> [REQUIREMENT]
Reproduce all entries word for word.

** start of DATA PROVIDED **

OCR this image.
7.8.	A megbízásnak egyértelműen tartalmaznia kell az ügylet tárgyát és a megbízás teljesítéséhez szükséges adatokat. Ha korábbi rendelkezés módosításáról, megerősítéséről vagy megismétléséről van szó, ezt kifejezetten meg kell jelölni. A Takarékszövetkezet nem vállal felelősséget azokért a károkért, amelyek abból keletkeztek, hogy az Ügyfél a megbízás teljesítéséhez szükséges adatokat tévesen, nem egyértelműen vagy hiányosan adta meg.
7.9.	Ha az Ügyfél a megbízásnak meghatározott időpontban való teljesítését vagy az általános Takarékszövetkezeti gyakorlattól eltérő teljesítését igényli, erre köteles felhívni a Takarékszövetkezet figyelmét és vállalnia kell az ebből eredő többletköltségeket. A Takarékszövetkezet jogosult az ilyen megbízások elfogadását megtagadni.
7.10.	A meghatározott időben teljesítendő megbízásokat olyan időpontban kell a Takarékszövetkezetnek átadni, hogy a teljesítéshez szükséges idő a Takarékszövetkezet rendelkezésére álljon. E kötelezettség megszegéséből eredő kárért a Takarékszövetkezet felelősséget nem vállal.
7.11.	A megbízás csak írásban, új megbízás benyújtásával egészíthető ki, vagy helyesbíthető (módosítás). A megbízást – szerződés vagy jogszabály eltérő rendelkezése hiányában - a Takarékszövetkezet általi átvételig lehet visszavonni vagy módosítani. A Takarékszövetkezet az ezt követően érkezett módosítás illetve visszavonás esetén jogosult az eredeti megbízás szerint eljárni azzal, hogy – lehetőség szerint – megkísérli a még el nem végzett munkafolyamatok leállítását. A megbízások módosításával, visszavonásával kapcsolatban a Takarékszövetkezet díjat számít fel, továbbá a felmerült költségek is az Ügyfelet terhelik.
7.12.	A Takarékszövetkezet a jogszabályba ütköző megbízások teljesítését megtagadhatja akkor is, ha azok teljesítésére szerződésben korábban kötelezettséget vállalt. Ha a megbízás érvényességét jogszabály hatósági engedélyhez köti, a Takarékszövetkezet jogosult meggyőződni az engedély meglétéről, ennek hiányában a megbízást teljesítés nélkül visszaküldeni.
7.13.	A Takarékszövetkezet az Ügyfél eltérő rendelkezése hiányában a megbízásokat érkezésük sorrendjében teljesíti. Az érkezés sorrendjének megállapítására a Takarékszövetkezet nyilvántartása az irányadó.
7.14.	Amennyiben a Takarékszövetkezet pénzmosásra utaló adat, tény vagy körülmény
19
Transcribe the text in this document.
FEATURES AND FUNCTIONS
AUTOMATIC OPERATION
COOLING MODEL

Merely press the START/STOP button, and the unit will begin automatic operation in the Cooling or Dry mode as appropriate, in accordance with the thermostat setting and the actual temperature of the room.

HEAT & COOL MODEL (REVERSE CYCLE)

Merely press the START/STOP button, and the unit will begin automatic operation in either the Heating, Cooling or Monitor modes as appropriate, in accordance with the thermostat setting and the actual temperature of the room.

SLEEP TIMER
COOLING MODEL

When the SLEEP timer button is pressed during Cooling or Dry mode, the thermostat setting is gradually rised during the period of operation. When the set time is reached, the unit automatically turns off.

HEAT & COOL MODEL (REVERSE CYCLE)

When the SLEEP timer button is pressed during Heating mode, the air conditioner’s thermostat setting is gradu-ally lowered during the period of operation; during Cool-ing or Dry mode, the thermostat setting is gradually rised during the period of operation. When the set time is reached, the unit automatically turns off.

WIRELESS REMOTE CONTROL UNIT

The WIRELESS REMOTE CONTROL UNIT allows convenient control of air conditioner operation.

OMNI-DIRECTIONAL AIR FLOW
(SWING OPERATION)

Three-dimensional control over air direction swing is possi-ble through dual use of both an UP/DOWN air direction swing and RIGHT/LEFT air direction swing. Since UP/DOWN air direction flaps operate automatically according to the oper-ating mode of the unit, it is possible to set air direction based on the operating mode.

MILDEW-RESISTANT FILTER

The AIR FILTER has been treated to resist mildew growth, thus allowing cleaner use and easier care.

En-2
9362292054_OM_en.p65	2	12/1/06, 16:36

** end of DATA PROVIDED **

> [WORKED SOLUTION]
OCR this image.
7.8.	A megbízásnak egyértelműen tartalmaznia kell az ügylet tárgyát és a megbízás teljesítéséhez szükséges adatokat. Ha korábbi rendelkezés módosításáról, megerősítéséről vagy megismétléséről van szó, ezt kifejezetten meg kell jelölni. A Takarékszövetkezet nem vállal felelősséget azokért a károkért, amelyek abból keletkeztek, hogy az Ügyfél a megbízás teljesítéséhez szükséges adatokat tévesen, nem egyértelműen vagy hiányosan adta meg.
7.9.	Ha az Ügyfél a megbízásnak meghatározott időpontban való teljesítését vagy az általános Takarékszövetkezeti gyakorlattól eltérő teljesítését igényli, erre köteles felhívni a Takarékszövetkezet figyelmét és vállalnia kell az ebből eredő többletköltségeket. A Takarékszövetkezet jogosult az ilyen megbízások elfogadását megtagadni.
7.10.	A meghatározott időben teljesítendő megbízásokat olyan időpontban kell a Takarékszövetkezetnek átadni, hogy a teljesítéshez szükséges idő a Takarékszövetkezet rendelkezésére álljon. E kötelezettség megszegéséből eredő kárért a Takarékszövetkezet felelősséget nem vállal.
7.11.	A megbízás csak írásban, új megbízás benyújtásával egészíthető ki, vagy helyesbíthető (módosítás). A megbízást – szerződés vagy jogszabály eltérő rendelkezése hiányában - a Takarékszövetkezet általi átvételig lehet visszavonni vagy módosítani. A Takarékszövetkezet az ezt követően érkezett módosítás illetve visszavonás esetén jogosult az eredeti megbízás szerint eljárni azzal, hogy – lehetőség szerint – megkísérli a még el nem végzett munkafolyamatok leállítását. A megbízások módosításával, visszavonásával kapcsolatban a Takarékszövetkezet díjat számít fel, továbbá a felmerült költségek is az Ügyfelet terhelik.
7.12.	A Takarékszövetkezet a jogszabályba ütköző megbízások teljesítését megtagadhatja akkor is, ha azok teljesítésére szerződésben korábban kötelezettséget vállalt. Ha a megbízás érvényességét jogszabály hatósági engedélyhez köti, a Takarékszövetkezet jogosult meggyőződni az engedély meglétéről, ennek hiányában a megbízást teljesítés nélkül visszaküldeni.
7.13.	A Takarékszövetkezet az Ügyfél eltérő rendelkezése hiányában a megbízásokat érkezésük sorrendjében teljesíti. Az érkezés sorrendjének megállapítására a Takarékszövetkezet nyilvántartása az irányadó.
7.14.	Amennyiben a Takarékszövetkezet pénzmosásra utaló adat, tény vagy körülmény
19
Transcribe the text in this document.
FEATURES AND FUNCTIONS
AUTOMATIC OPERATION
COOLING MODEL

Merely press the START/STOP button, and the unit will begin automatic operation in the Cooling or Dry mode as appropriate, in accordance with the thermostat setting and the actual temperature of the room.

HEAT & COOL MODEL (REVERSE CYCLE)

Merely press the START/STOP button, and the unit will begin automatic operation in either the Heating, Cooling or Monitor modes as appropriate, in accordance with the thermostat setting and the actual temperature of the room.

SLEEP TIMER
COOLING MODEL

When the SLEEP timer button is pressed during Cooling or Dry mode, the thermostat setting is gradually rised during the period of operation. When the set time is reached, the unit automatically turns off.

HEAT & COOL MODEL (REVERSE CYCLE)

When the SLEEP timer button is pressed during Heating mode, the air conditioner’s thermostat setting is gradu-ally lowered during the period of operation; during Cool-ing or Dry mode, the thermostat setting is gradually rised during the period of operation. When the set time is reached, the unit automatically turns off.

WIRELESS REMOTE CONTROL UNIT

The WIRELESS REMOTE CONTROL UNIT allows convenient control of air conditioner operation.

OMNI-DIRECTIONAL AIR FLOW
(SWING OPERATION)

Three-dimensional control over air direction swing is possi-ble through dual use of both an UP/DOWN air direction swing and RIGHT/LEFT air direction swing. Since UP/DOWN air direction flaps operate automatically according to the oper-ating mode of the unit, it is possible to set air direction based on the operating mode.

MILDEW-RESISTANT FILTER

The AIR FILTER has been treated to resist mildew growth, thus allowing cleaner use and easier care.

En-2
9362292054_OM_en.p65	2	12/1/06, 16:36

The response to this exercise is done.